▶ **GIVEN INFORMATION**:
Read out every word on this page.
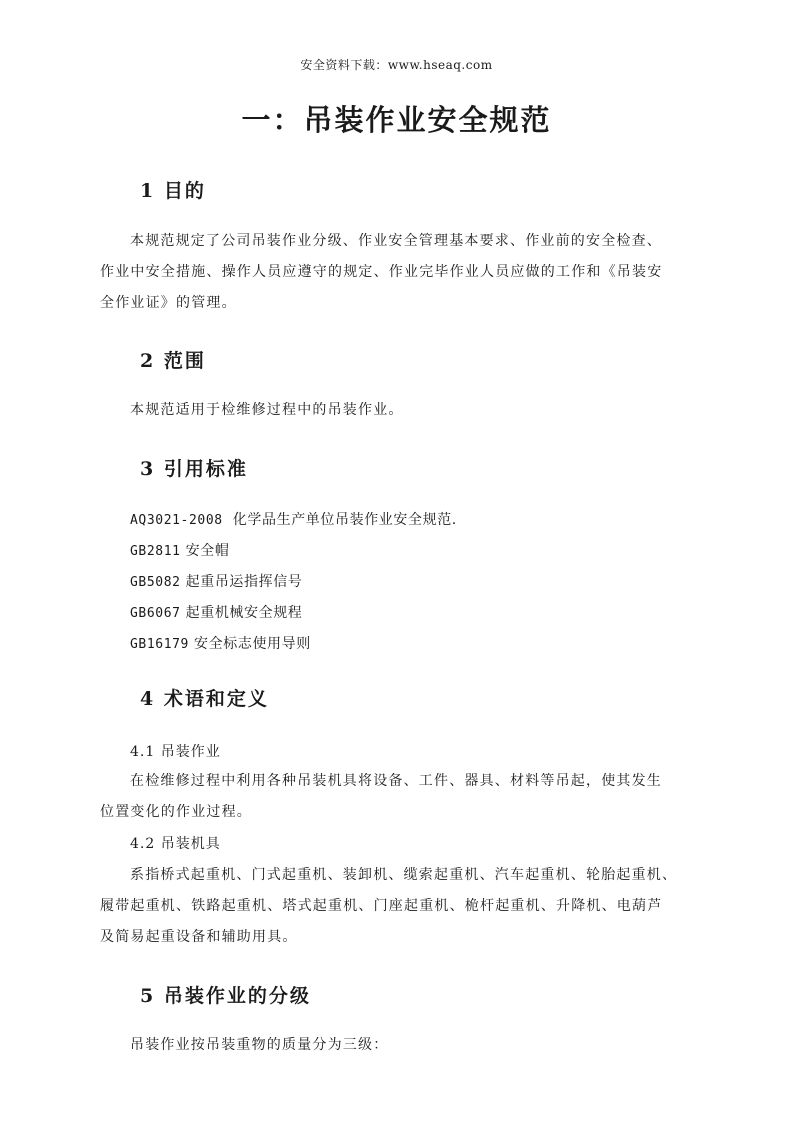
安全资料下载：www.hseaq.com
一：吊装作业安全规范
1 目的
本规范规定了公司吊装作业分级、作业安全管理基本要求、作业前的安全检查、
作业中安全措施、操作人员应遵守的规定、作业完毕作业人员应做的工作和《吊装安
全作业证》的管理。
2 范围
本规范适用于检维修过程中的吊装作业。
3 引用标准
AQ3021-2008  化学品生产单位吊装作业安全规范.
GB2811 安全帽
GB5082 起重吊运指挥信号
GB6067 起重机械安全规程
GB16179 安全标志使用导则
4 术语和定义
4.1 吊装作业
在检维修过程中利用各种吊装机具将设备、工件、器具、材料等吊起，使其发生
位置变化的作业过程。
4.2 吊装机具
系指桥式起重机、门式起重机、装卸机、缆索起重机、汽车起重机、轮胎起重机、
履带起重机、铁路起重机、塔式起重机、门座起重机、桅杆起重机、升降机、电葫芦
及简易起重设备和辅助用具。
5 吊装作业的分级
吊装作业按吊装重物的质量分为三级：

▶ **WHAT YOU ARE ASKED TO DO**: The records above must be echoed exactly, minus their pictures.

▶ **SOLUTION**:
Read out every word on this page.
安全资料下载：www.hseaq.com
一：吊装作业安全规范
1 目的
本规范规定了公司吊装作业分级、作业安全管理基本要求、作业前的安全检查、
作业中安全措施、操作人员应遵守的规定、作业完毕作业人员应做的工作和《吊装安
全作业证》的管理。
2 范围
本规范适用于检维修过程中的吊装作业。
3 引用标准
AQ3021-2008  化学品生产单位吊装作业安全规范.
GB2811 安全帽
GB5082 起重吊运指挥信号
GB6067 起重机械安全规程
GB16179 安全标志使用导则
4 术语和定义
4.1 吊装作业
在检维修过程中利用各种吊装机具将设备、工件、器具、材料等吊起，使其发生
位置变化的作业过程。
4.2 吊装机具
系指桥式起重机、门式起重机、装卸机、缆索起重机、汽车起重机、轮胎起重机、
履带起重机、铁路起重机、塔式起重机、门座起重机、桅杆起重机、升降机、电葫芦
及简易起重设备和辅助用具。
5 吊装作业的分级
吊装作业按吊装重物的质量分为三级：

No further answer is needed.